> [Goal of the exercise] Return all lines from the listing below that include the word "fibrillation".

BEGIN The records

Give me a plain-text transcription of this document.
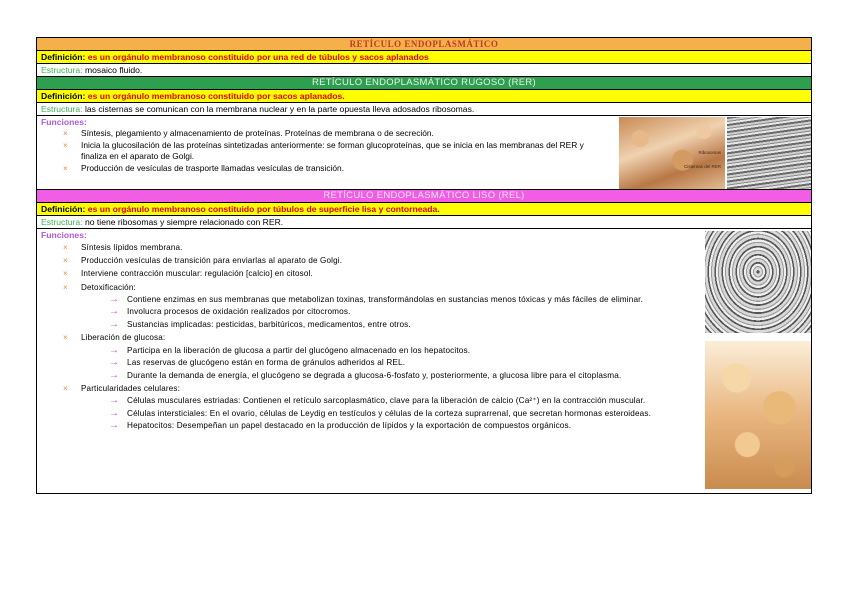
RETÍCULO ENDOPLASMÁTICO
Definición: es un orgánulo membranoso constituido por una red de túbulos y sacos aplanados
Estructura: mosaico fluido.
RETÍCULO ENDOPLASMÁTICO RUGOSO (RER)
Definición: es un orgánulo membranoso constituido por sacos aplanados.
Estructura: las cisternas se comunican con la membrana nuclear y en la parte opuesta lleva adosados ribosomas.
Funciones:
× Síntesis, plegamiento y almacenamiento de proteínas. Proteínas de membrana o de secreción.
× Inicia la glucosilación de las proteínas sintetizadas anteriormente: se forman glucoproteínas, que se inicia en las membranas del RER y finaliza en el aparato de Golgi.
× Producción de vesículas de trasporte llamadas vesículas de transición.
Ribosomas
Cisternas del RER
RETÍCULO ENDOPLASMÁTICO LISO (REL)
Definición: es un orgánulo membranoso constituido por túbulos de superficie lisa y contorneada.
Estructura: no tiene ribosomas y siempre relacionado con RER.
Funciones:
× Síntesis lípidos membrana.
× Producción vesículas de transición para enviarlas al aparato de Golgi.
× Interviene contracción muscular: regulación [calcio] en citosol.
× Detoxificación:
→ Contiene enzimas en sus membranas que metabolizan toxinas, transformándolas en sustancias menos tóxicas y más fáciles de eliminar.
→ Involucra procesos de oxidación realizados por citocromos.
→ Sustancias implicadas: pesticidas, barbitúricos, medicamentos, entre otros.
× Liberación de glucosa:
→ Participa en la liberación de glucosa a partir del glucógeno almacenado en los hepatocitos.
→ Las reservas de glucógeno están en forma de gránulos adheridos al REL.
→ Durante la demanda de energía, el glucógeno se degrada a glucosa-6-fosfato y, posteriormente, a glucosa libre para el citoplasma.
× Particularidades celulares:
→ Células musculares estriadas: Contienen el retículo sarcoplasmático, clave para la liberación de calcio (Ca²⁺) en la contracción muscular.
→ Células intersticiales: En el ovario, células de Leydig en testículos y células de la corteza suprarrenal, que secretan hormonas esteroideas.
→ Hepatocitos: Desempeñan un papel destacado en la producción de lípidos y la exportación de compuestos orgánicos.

END The records
BEGIN The records

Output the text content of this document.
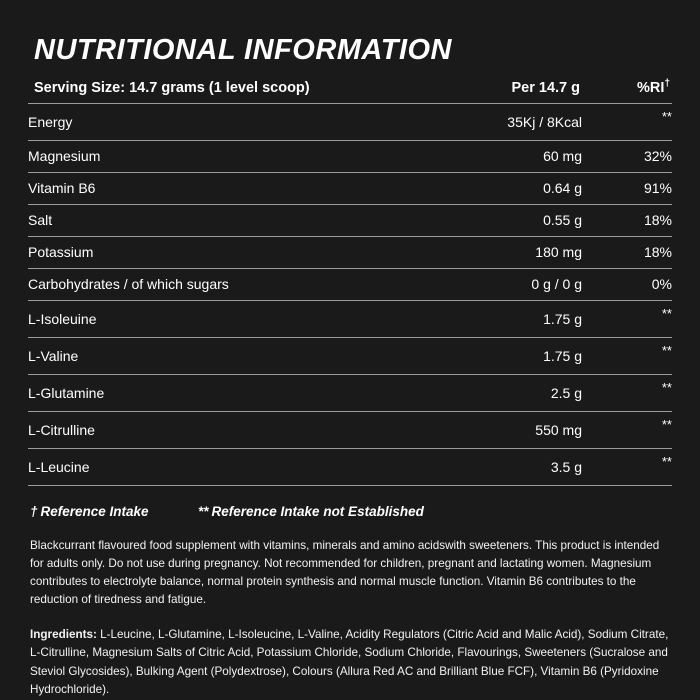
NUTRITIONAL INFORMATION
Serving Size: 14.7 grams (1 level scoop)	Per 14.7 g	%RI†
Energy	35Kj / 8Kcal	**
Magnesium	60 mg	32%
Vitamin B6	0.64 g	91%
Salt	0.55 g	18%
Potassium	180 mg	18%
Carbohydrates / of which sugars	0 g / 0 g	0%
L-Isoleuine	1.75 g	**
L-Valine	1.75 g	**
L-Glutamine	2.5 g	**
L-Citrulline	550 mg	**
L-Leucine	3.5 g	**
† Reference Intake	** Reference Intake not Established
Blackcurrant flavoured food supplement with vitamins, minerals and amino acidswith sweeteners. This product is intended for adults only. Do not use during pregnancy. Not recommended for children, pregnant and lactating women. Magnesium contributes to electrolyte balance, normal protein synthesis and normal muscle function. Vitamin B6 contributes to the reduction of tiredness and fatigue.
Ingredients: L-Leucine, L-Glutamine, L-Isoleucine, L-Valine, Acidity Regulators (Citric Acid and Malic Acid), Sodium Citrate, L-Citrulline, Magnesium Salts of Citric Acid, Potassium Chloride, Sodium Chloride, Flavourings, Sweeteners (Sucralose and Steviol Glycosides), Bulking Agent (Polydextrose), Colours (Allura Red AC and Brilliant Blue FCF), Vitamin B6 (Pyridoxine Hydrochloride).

END The records
BEGIN The records

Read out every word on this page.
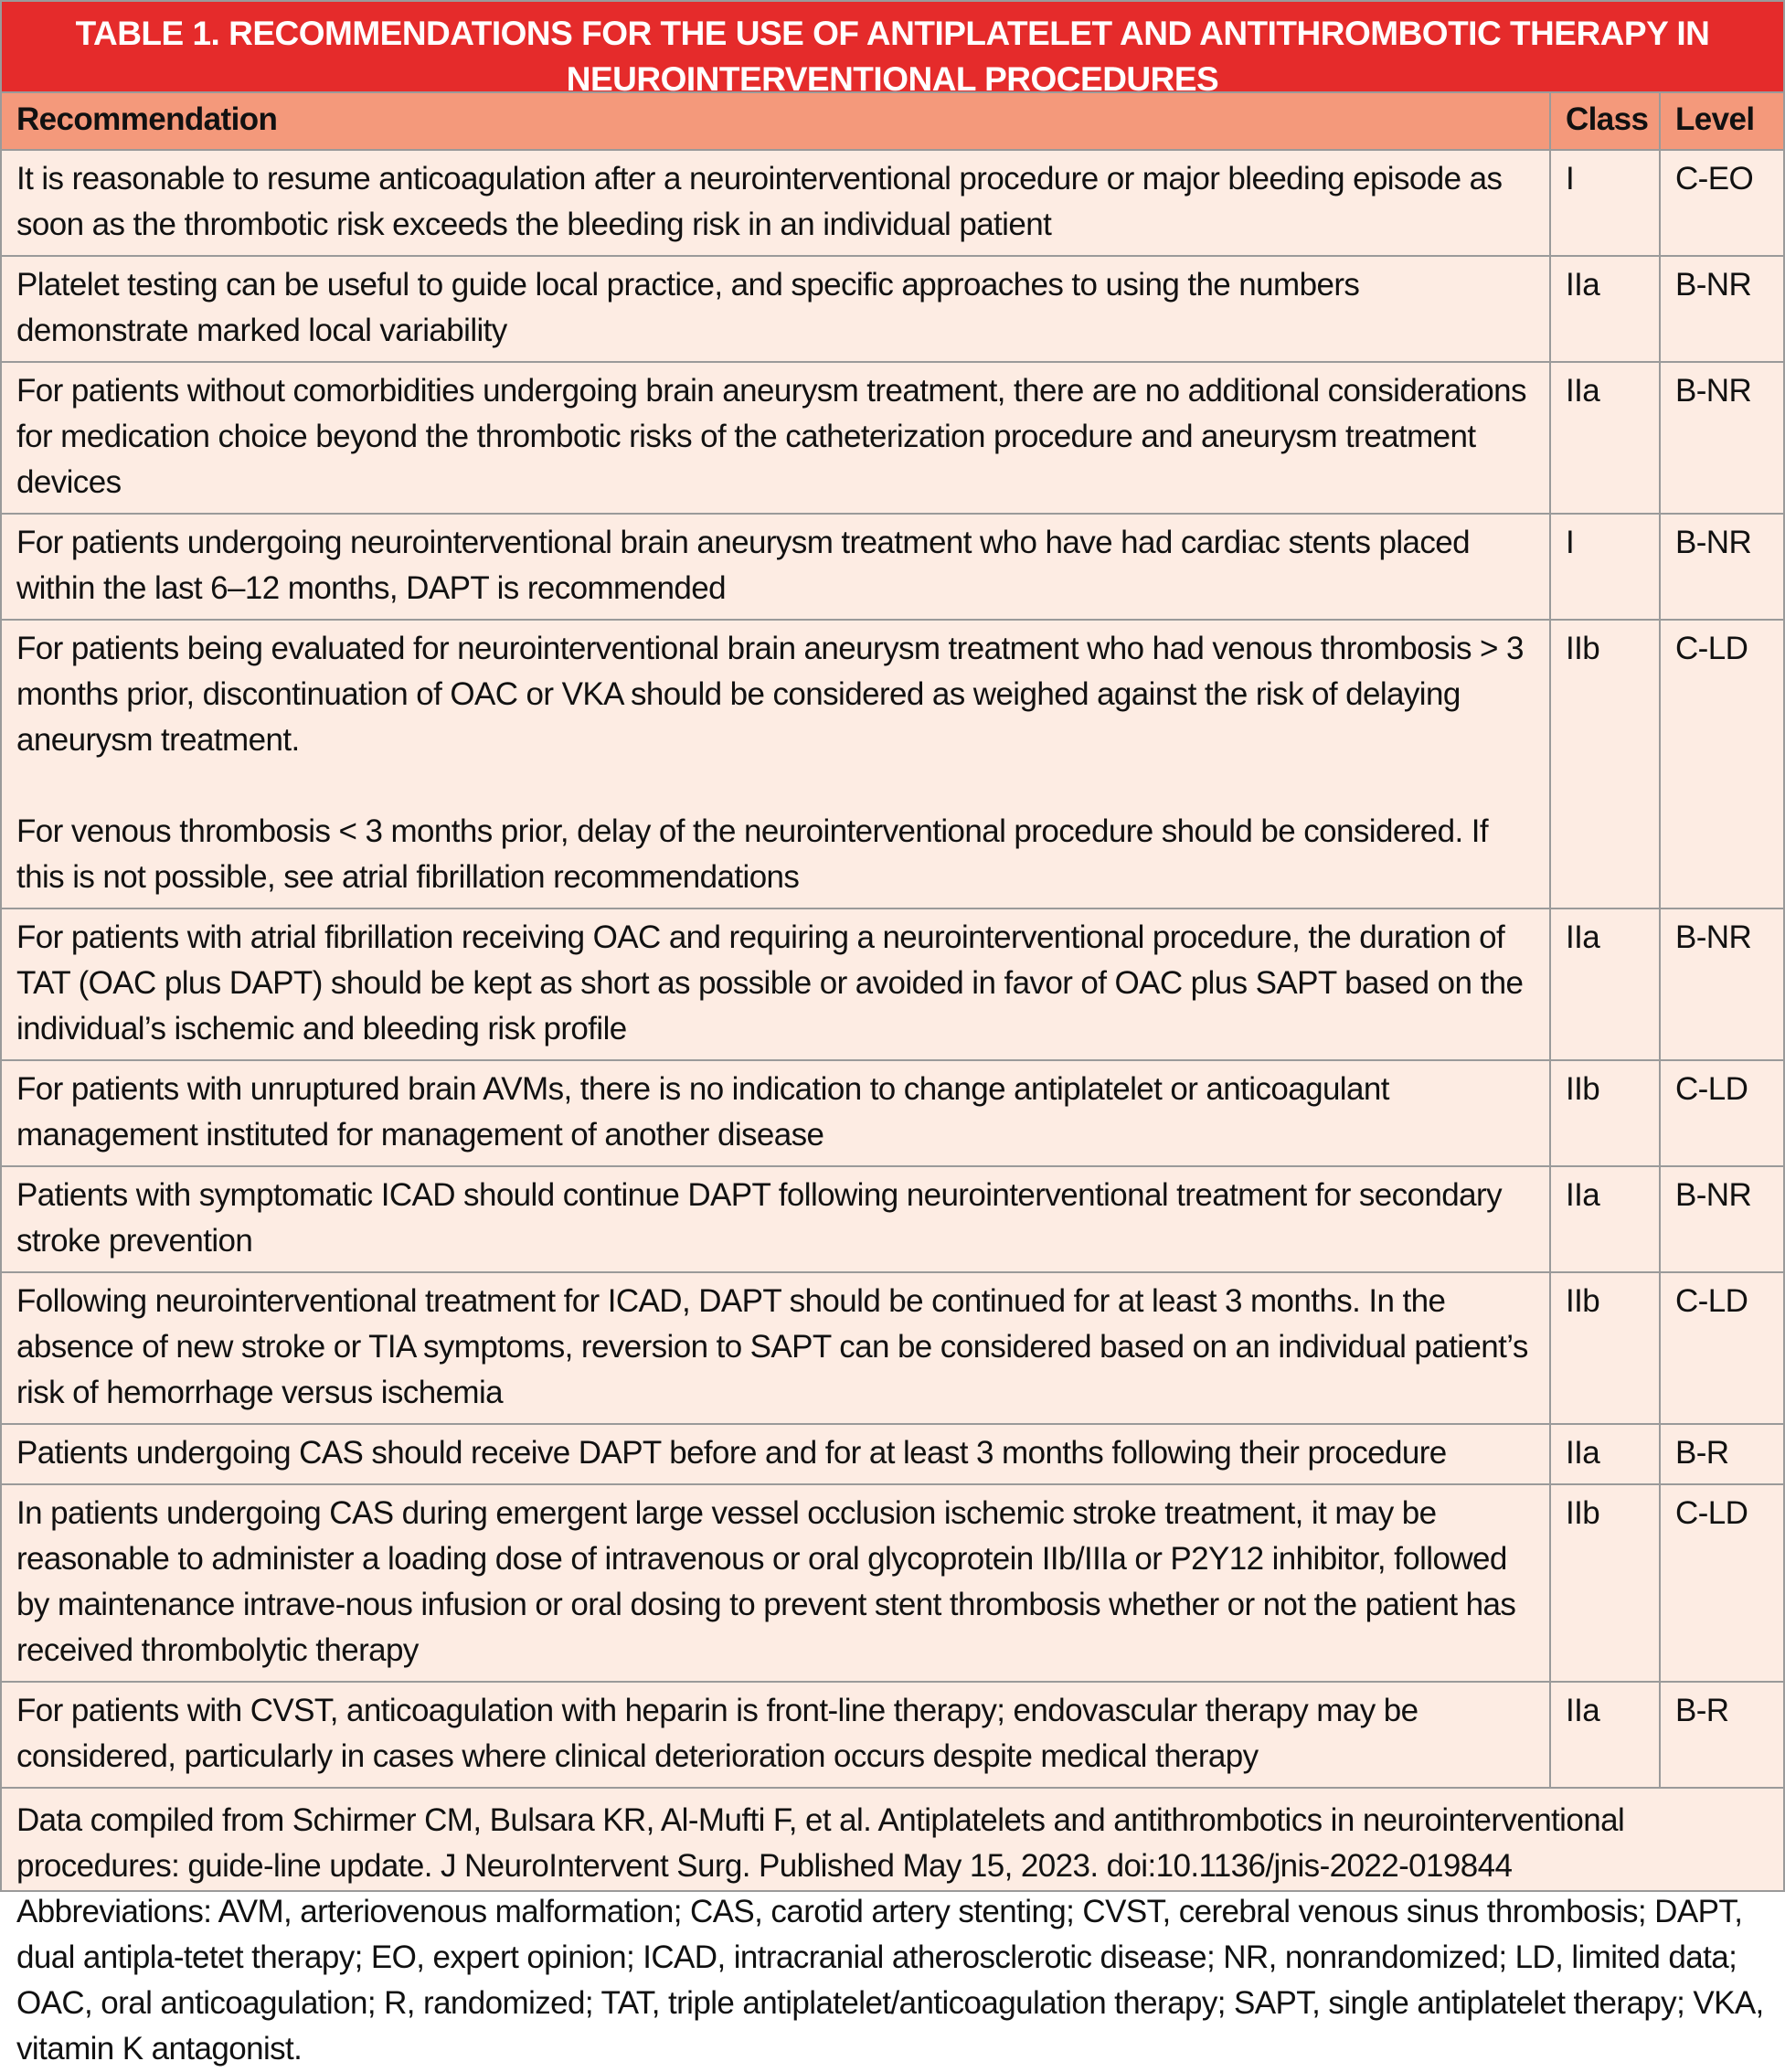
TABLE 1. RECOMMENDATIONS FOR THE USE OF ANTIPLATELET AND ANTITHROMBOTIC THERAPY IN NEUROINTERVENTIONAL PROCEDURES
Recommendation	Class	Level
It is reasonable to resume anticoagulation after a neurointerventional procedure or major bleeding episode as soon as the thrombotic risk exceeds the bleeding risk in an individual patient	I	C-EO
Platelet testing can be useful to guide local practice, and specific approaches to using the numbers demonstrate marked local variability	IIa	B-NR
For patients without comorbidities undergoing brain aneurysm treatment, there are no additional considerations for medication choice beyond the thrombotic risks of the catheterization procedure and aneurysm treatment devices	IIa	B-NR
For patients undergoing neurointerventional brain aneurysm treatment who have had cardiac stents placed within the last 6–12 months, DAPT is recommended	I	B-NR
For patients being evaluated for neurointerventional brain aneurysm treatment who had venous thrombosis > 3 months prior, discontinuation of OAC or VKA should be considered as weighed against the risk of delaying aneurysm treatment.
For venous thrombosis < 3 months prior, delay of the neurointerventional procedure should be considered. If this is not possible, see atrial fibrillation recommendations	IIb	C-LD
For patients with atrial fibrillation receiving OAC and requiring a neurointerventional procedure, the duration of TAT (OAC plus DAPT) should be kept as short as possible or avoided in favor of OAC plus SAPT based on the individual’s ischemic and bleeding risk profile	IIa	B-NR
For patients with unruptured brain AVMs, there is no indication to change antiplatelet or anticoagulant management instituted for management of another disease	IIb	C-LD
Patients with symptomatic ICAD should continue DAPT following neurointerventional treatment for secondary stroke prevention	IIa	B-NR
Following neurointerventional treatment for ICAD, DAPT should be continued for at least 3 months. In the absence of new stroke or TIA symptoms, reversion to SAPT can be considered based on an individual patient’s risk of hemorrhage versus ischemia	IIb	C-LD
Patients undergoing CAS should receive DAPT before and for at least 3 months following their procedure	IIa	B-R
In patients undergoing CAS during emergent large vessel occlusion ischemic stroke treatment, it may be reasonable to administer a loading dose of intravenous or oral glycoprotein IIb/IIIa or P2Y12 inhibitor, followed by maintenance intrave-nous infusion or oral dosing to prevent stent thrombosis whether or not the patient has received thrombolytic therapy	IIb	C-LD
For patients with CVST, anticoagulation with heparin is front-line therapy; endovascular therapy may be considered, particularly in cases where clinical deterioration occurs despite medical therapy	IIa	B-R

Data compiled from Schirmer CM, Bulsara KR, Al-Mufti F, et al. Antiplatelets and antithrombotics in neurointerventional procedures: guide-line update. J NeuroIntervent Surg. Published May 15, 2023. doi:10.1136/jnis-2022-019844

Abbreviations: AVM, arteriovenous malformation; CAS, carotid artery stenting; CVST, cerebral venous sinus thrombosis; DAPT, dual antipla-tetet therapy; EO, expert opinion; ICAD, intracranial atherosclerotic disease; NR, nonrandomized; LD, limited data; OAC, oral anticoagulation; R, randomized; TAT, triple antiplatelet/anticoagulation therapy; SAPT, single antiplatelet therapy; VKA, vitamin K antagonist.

END The records

> [Written response]
For venous thrombosis < 3 months prior, delay of the neurointerventional procedure should be considered. If this is not possible, see atrial fibrillation recommendations	IIb	C-LD
For patients with atrial fibrillation receiving OAC and requiring a neurointerventional procedure, the duration of TAT (OAC plus DAPT) should be kept as short as possible or avoided in favor of OAC plus SAPT based on the individual’s ischemic and bleeding risk profile	IIa	B-NR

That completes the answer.